(Extracted data entries)
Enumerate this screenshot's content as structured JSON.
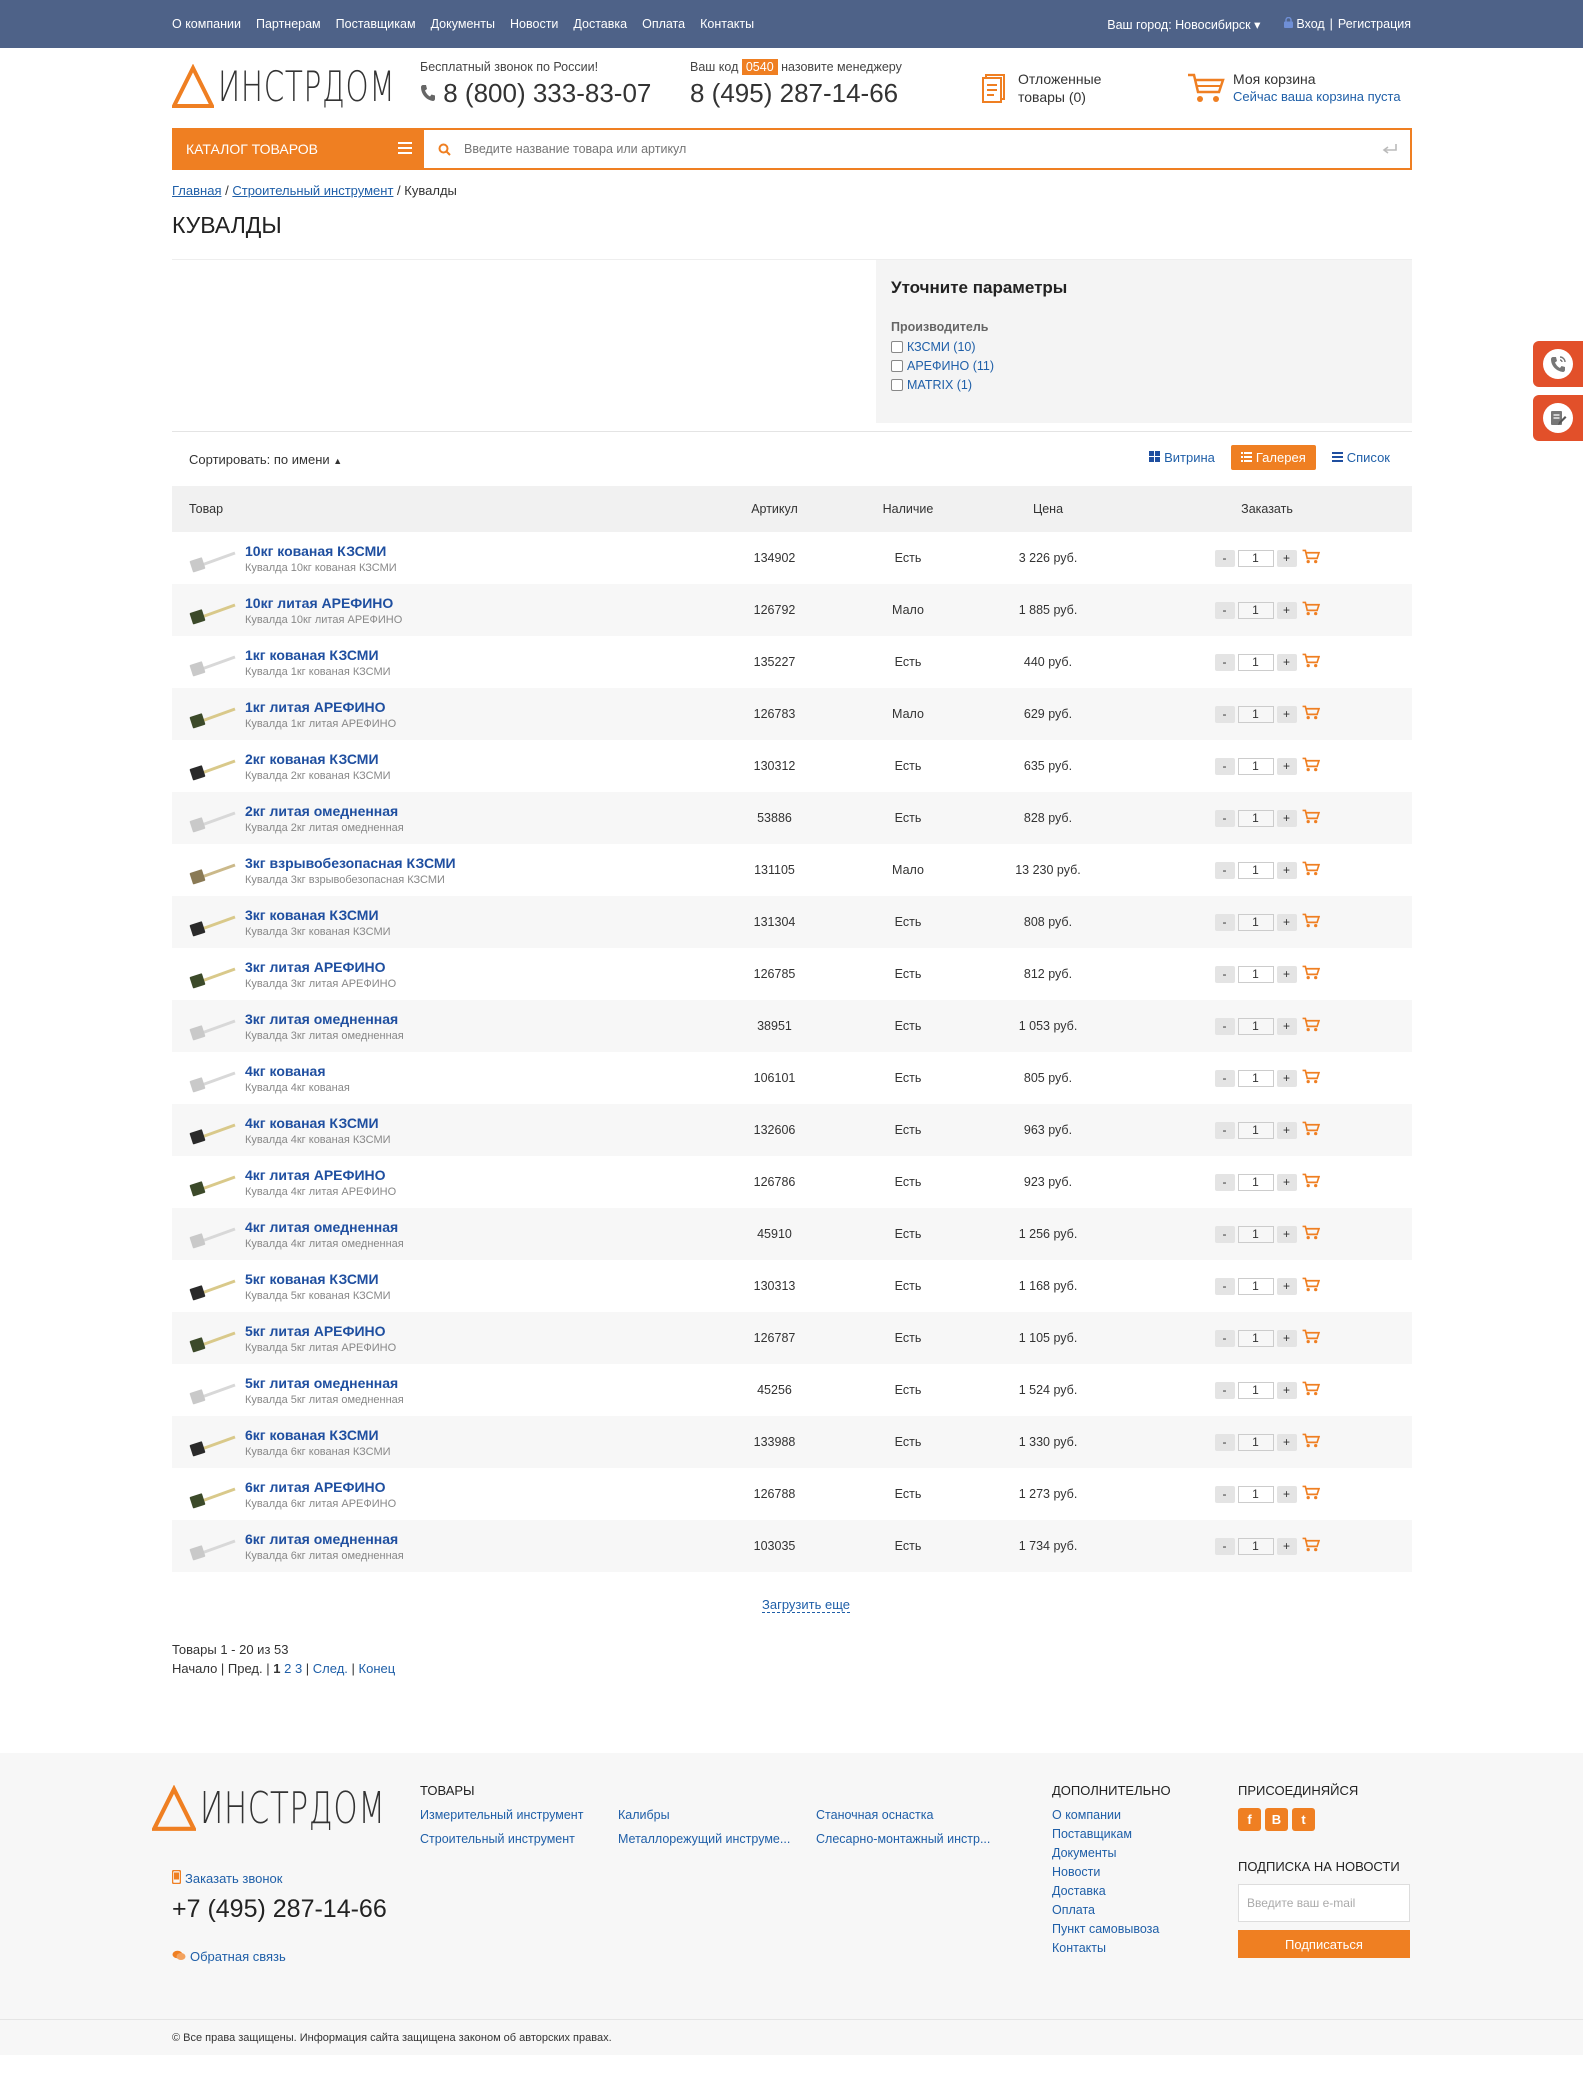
{
  "topnav": {
    "links": [
      "О компании",
      "Партнерам",
      "Поставщикам",
      "Документы",
      "Новости",
      "Доставка",
      "Оплата",
      "Контакты"
    ],
    "city": "Ваш город: Новосибирск",
    "login": "Вход",
    "separator": "|",
    "register": "Регистрация"
  },
  "header": {
    "logo_text": "ИНСТРДОМ",
    "free_call_label": "Бесплатный звонок по России!",
    "free_phone": "8 (800) 333-83-07",
    "code_prefix": "Ваш код",
    "code": "0540",
    "code_suffix": "назовите менеджеру",
    "manager_phone": "8 (495) 287-14-66",
    "saved_line1": "Отложенные",
    "saved_line2": "товары (0)",
    "cart_title": "Моя корзина",
    "cart_status": "Сейчас ваша корзина пуста"
  },
  "search": {
    "catalog_label": "КАТАЛОГ ТОВАРОВ",
    "placeholder": "Введите название товара или артикул"
  },
  "breadcrumb": {
    "home": "Главная",
    "sep": "/",
    "section": "Строительный инструмент",
    "current": "Кувалды"
  },
  "page_title": "КУВАЛДЫ",
  "filter": {
    "title": "Уточните параметры",
    "group": "Производитель",
    "options": [
      "КЗСМИ (10)",
      "АРЕФИНО (11)",
      "MATRIX (1)"
    ]
  },
  "sort": {
    "label": "Сортировать: по имени"
  },
  "views": [
    "Витрина",
    "Галерея",
    "Список"
  ],
  "table": {
    "headers": [
      "Товар",
      "Артикул",
      "Наличие",
      "Цена",
      "Заказать"
    ],
    "rows": [
      {
        "name": "10кг кованая КЗСМИ",
        "desc": "Кувалда 10кг кованая КЗСМИ",
        "sku": "134902",
        "stock": "Есть",
        "price": "3 226 руб.",
        "qty": "1",
        "img": "silver"
      },
      {
        "name": "10кг литая АРЕФИНО",
        "desc": "Кувалда 10кг литая АРЕФИНО",
        "sku": "126792",
        "stock": "Мало",
        "price": "1 885 руб.",
        "qty": "1",
        "img": "green"
      },
      {
        "name": "1кг кованая КЗСМИ",
        "desc": "Кувалда 1кг кованая КЗСМИ",
        "sku": "135227",
        "stock": "Есть",
        "price": "440 руб.",
        "qty": "1",
        "img": "silver"
      },
      {
        "name": "1кг литая АРЕФИНО",
        "desc": "Кувалда 1кг литая АРЕФИНО",
        "sku": "126783",
        "stock": "Мало",
        "price": "629 руб.",
        "qty": "1",
        "img": "green"
      },
      {
        "name": "2кг кованая КЗСМИ",
        "desc": "Кувалда 2кг кованая КЗСМИ",
        "sku": "130312",
        "stock": "Есть",
        "price": "635 руб.",
        "qty": "1",
        "img": "black"
      },
      {
        "name": "2кг литая омедненная",
        "desc": "Кувалда 2кг литая омедненная",
        "sku": "53886",
        "stock": "Есть",
        "price": "828 руб.",
        "qty": "1",
        "img": "silver"
      },
      {
        "name": "3кг взрывобезопасная КЗСМИ",
        "desc": "Кувалда 3кг взрывобезопасная КЗСМИ",
        "sku": "131105",
        "stock": "Мало",
        "price": "13 230 руб.",
        "qty": "1",
        "img": "bronze"
      },
      {
        "name": "3кг кованая КЗСМИ",
        "desc": "Кувалда 3кг кованая КЗСМИ",
        "sku": "131304",
        "stock": "Есть",
        "price": "808 руб.",
        "qty": "1",
        "img": "black"
      },
      {
        "name": "3кг литая АРЕФИНО",
        "desc": "Кувалда 3кг литая АРЕФИНО",
        "sku": "126785",
        "stock": "Есть",
        "price": "812 руб.",
        "qty": "1",
        "img": "green"
      },
      {
        "name": "3кг литая омедненная",
        "desc": "Кувалда 3кг литая омедненная",
        "sku": "38951",
        "stock": "Есть",
        "price": "1 053 руб.",
        "qty": "1",
        "img": "silver"
      },
      {
        "name": "4кг кованая",
        "desc": "Кувалда 4кг кованая",
        "sku": "106101",
        "stock": "Есть",
        "price": "805 руб.",
        "qty": "1",
        "img": "silver"
      },
      {
        "name": "4кг кованая КЗСМИ",
        "desc": "Кувалда 4кг кованая КЗСМИ",
        "sku": "132606",
        "stock": "Есть",
        "price": "963 руб.",
        "qty": "1",
        "img": "black"
      },
      {
        "name": "4кг литая АРЕФИНО",
        "desc": "Кувалда 4кг литая АРЕФИНО",
        "sku": "126786",
        "stock": "Есть",
        "price": "923 руб.",
        "qty": "1",
        "img": "green"
      },
      {
        "name": "4кг литая омедненная",
        "desc": "Кувалда 4кг литая омедненная",
        "sku": "45910",
        "stock": "Есть",
        "price": "1 256 руб.",
        "qty": "1",
        "img": "silver"
      },
      {
        "name": "5кг кованая КЗСМИ",
        "desc": "Кувалда 5кг кованая КЗСМИ",
        "sku": "130313",
        "stock": "Есть",
        "price": "1 168 руб.",
        "qty": "1",
        "img": "black"
      },
      {
        "name": "5кг литая АРЕФИНО",
        "desc": "Кувалда 5кг литая АРЕФИНО",
        "sku": "126787",
        "stock": "Есть",
        "price": "1 105 руб.",
        "qty": "1",
        "img": "green"
      },
      {
        "name": "5кг литая омедненная",
        "desc": "Кувалда 5кг литая омедненная",
        "sku": "45256",
        "stock": "Есть",
        "price": "1 524 руб.",
        "qty": "1",
        "img": "silver"
      },
      {
        "name": "6кг кованая КЗСМИ",
        "desc": "Кувалда 6кг кованая КЗСМИ",
        "sku": "133988",
        "stock": "Есть",
        "price": "1 330 руб.",
        "qty": "1",
        "img": "black"
      },
      {
        "name": "6кг литая АРЕФИНО",
        "desc": "Кувалда 6кг литая АРЕФИНО",
        "sku": "126788",
        "stock": "Есть",
        "price": "1 273 руб.",
        "qty": "1",
        "img": "green"
      },
      {
        "name": "6кг литая омедненная",
        "desc": "Кувалда 6кг литая омедненная",
        "sku": "103035",
        "stock": "Есть",
        "price": "1 734 руб.",
        "qty": "1",
        "img": "silver"
      }
    ]
  },
  "load_more": "Загрузить еще",
  "pager": {
    "summary": "Товары 1 - 20 из 53",
    "start": "Начало",
    "prev": "Пред.",
    "pages": [
      "1",
      "2",
      "3"
    ],
    "next": "След.",
    "end": "Конец"
  },
  "footer": {
    "logo_text": "ИНСТРДОМ",
    "callback": "Заказать звонок",
    "phone": "+7 (495) 287-14-66",
    "feedback": "Обратная связь",
    "goods_title": "ТОВАРЫ",
    "goods": [
      "Измерительный инструмент",
      "Строительный инструмент",
      "Калибры",
      "Металлорежущий инструме...",
      "Станочная оснастка",
      "Слесарно-монтажный инстр..."
    ],
    "extra_title": "ДОПОЛНИТЕЛЬНО",
    "extra": [
      "О компании",
      "Поставщикам",
      "Документы",
      "Новости",
      "Доставка",
      "Оплата",
      "Пункт самовывоза",
      "Контакты"
    ],
    "join_title": "ПРИСОЕДИНЯЙСЯ",
    "social": [
      "f",
      "В",
      "t"
    ],
    "subscribe_title": "ПОДПИСКА НА НОВОСТИ",
    "email_placeholder": "Введите ваш e-mail",
    "subscribe_button": "Подписаться"
  },
  "copyright": "© Все права защищены. Информация сайта защищена законом об авторских правах.",
  "colors": {
    "accent": "#ef7f22",
    "topbar": "#4e6288",
    "link": "#1f5fa8",
    "side": "#e2502a"
  }
}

→ **Set task**
Extract the full listing above verbatim; pictures are to be left out of the copy.

→ **Correct result**
Enumerate this screenshot's content as structured JSON.
{
  "topnav": {
    "links": [
      "О компании",
      "Партнерам",
      "Поставщикам",
      "Документы",
      "Новости",
      "Доставка",
      "Оплата",
      "Контакты"
    ],
    "city": "Ваш город: Новосибирск",
    "login": "Вход",
    "separator": "|",
    "register": "Регистрация"
  },
  "header": {
    "logo_text": "ИНСТРДОМ",
    "free_call_label": "Бесплатный звонок по России!",
    "free_phone": "8 (800) 333-83-07",
    "code_prefix": "Ваш код",
    "code": "0540",
    "code_suffix": "назовите менеджеру",
    "manager_phone": "8 (495) 287-14-66",
    "saved_line1": "Отложенные",
    "saved_line2": "товары (0)",
    "cart_title": "Моя корзина",
    "cart_status": "Сейчас ваша корзина пуста"
  },
  "search": {
    "catalog_label": "КАТАЛОГ ТОВАРОВ",
    "placeholder": "Введите название товара или артикул"
  },
  "breadcrumb": {
    "home": "Главная",
    "sep": "/",
    "section": "Строительный инструмент",
    "current": "Кувалды"
  },
  "page_title": "КУВАЛДЫ",
  "filter": {
    "title": "Уточните параметры",
    "group": "Производитель",
    "options": [
      "КЗСМИ (10)",
      "АРЕФИНО (11)",
      "MATRIX (1)"
    ]
  },
  "sort": {
    "label": "Сортировать: по имени"
  },
  "views": [
    "Витрина",
    "Галерея",
    "Список"
  ],
  "table": {
    "headers": [
      "Товар",
      "Артикул",
      "Наличие",
      "Цена",
      "Заказать"
    ],
    "rows": [
      {
        "name": "10кг кованая КЗСМИ",
        "desc": "Кувалда 10кг кованая КЗСМИ",
        "sku": "134902",
        "stock": "Есть",
        "price": "3 226 руб.",
        "qty": "1",
        "img": "silver"
      },
      {
        "name": "10кг литая АРЕФИНО",
        "desc": "Кувалда 10кг литая АРЕФИНО",
        "sku": "126792",
        "stock": "Мало",
        "price": "1 885 руб.",
        "qty": "1",
        "img": "green"
      },
      {
        "name": "1кг кованая КЗСМИ",
        "desc": "Кувалда 1кг кованая КЗСМИ",
        "sku": "135227",
        "stock": "Есть",
        "price": "440 руб.",
        "qty": "1",
        "img": "silver"
      },
      {
        "name": "1кг литая АРЕФИНО",
        "desc": "Кувалда 1кг литая АРЕФИНО",
        "sku": "126783",
        "stock": "Мало",
        "price": "629 руб.",
        "qty": "1",
        "img": "green"
      },
      {
        "name": "2кг кованая КЗСМИ",
        "desc": "Кувалда 2кг кованая КЗСМИ",
        "sku": "130312",
        "stock": "Есть",
        "price": "635 руб.",
        "qty": "1",
        "img": "black"
      },
      {
        "name": "2кг литая омедненная",
        "desc": "Кувалда 2кг литая омедненная",
        "sku": "53886",
        "stock": "Есть",
        "price": "828 руб.",
        "qty": "1",
        "img": "silver"
      },
      {
        "name": "3кг взрывобезопасная КЗСМИ",
        "desc": "Кувалда 3кг взрывобезопасная КЗСМИ",
        "sku": "131105",
        "stock": "Мало",
        "price": "13 230 руб.",
        "qty": "1",
        "img": "bronze"
      },
      {
        "name": "3кг кованая КЗСМИ",
        "desc": "Кувалда 3кг кованая КЗСМИ",
        "sku": "131304",
        "stock": "Есть",
        "price": "808 руб.",
        "qty": "1",
        "img": "black"
      },
      {
        "name": "3кг литая АРЕФИНО",
        "desc": "Кувалда 3кг литая АРЕФИНО",
        "sku": "126785",
        "stock": "Есть",
        "price": "812 руб.",
        "qty": "1",
        "img": "green"
      },
      {
        "name": "3кг литая омедненная",
        "desc": "Кувалда 3кг литая омедненная",
        "sku": "38951",
        "stock": "Есть",
        "price": "1 053 руб.",
        "qty": "1",
        "img": "silver"
      },
      {
        "name": "4кг кованая",
        "desc": "Кувалда 4кг кованая",
        "sku": "106101",
        "stock": "Есть",
        "price": "805 руб.",
        "qty": "1",
        "img": "silver"
      },
      {
        "name": "4кг кованая КЗСМИ",
        "desc": "Кувалда 4кг кованая КЗСМИ",
        "sku": "132606",
        "stock": "Есть",
        "price": "963 руб.",
        "qty": "1",
        "img": "black"
      },
      {
        "name": "4кг литая АРЕФИНО",
        "desc": "Кувалда 4кг литая АРЕФИНО",
        "sku": "126786",
        "stock": "Есть",
        "price": "923 руб.",
        "qty": "1",
        "img": "green"
      },
      {
        "name": "4кг литая омедненная",
        "desc": "Кувалда 4кг литая омедненная",
        "sku": "45910",
        "stock": "Есть",
        "price": "1 256 руб.",
        "qty": "1",
        "img": "silver"
      },
      {
        "name": "5кг кованая КЗСМИ",
        "desc": "Кувалда 5кг кованая КЗСМИ",
        "sku": "130313",
        "stock": "Есть",
        "price": "1 168 руб.",
        "qty": "1",
        "img": "black"
      },
      {
        "name": "5кг литая АРЕФИНО",
        "desc": "Кувалда 5кг литая АРЕФИНО",
        "sku": "126787",
        "stock": "Есть",
        "price": "1 105 руб.",
        "qty": "1",
        "img": "green"
      },
      {
        "name": "5кг литая омедненная",
        "desc": "Кувалда 5кг литая омедненная",
        "sku": "45256",
        "stock": "Есть",
        "price": "1 524 руб.",
        "qty": "1",
        "img": "silver"
      },
      {
        "name": "6кг кованая КЗСМИ",
        "desc": "Кувалда 6кг кованая КЗСМИ",
        "sku": "133988",
        "stock": "Есть",
        "price": "1 330 руб.",
        "qty": "1",
        "img": "black"
      },
      {
        "name": "6кг литая АРЕФИНО",
        "desc": "Кувалда 6кг литая АРЕФИНО",
        "sku": "126788",
        "stock": "Есть",
        "price": "1 273 руб.",
        "qty": "1",
        "img": "green"
      },
      {
        "name": "6кг литая омедненная",
        "desc": "Кувалда 6кг литая омедненная",
        "sku": "103035",
        "stock": "Есть",
        "price": "1 734 руб.",
        "qty": "1",
        "img": "silver"
      }
    ]
  },
  "load_more": "Загрузить еще",
  "pager": {
    "summary": "Товары 1 - 20 из 53",
    "start": "Начало",
    "prev": "Пред.",
    "pages": [
      "1",
      "2",
      "3"
    ],
    "next": "След.",
    "end": "Конец"
  },
  "footer": {
    "logo_text": "ИНСТРДОМ",
    "callback": "Заказать звонок",
    "phone": "+7 (495) 287-14-66",
    "feedback": "Обратная связь",
    "goods_title": "ТОВАРЫ",
    "goods": [
      "Измерительный инструмент",
      "Строительный инструмент",
      "Калибры",
      "Металлорежущий инструме...",
      "Станочная оснастка",
      "Слесарно-монтажный инстр..."
    ],
    "extra_title": "ДОПОЛНИТЕЛЬНО",
    "extra": [
      "О компании",
      "Поставщикам",
      "Документы",
      "Новости",
      "Доставка",
      "Оплата",
      "Пункт самовывоза",
      "Контакты"
    ],
    "join_title": "ПРИСОЕДИНЯЙСЯ",
    "social": [
      "f",
      "В",
      "t"
    ],
    "subscribe_title": "ПОДПИСКА НА НОВОСТИ",
    "email_placeholder": "Введите ваш e-mail",
    "subscribe_button": "Подписаться"
  },
  "copyright": "© Все права защищены. Информация сайта защищена законом об авторских правах.",
  "colors": {
    "accent": "#ef7f22",
    "topbar": "#4e6288",
    "link": "#1f5fa8",
    "side": "#e2502a"
  }
}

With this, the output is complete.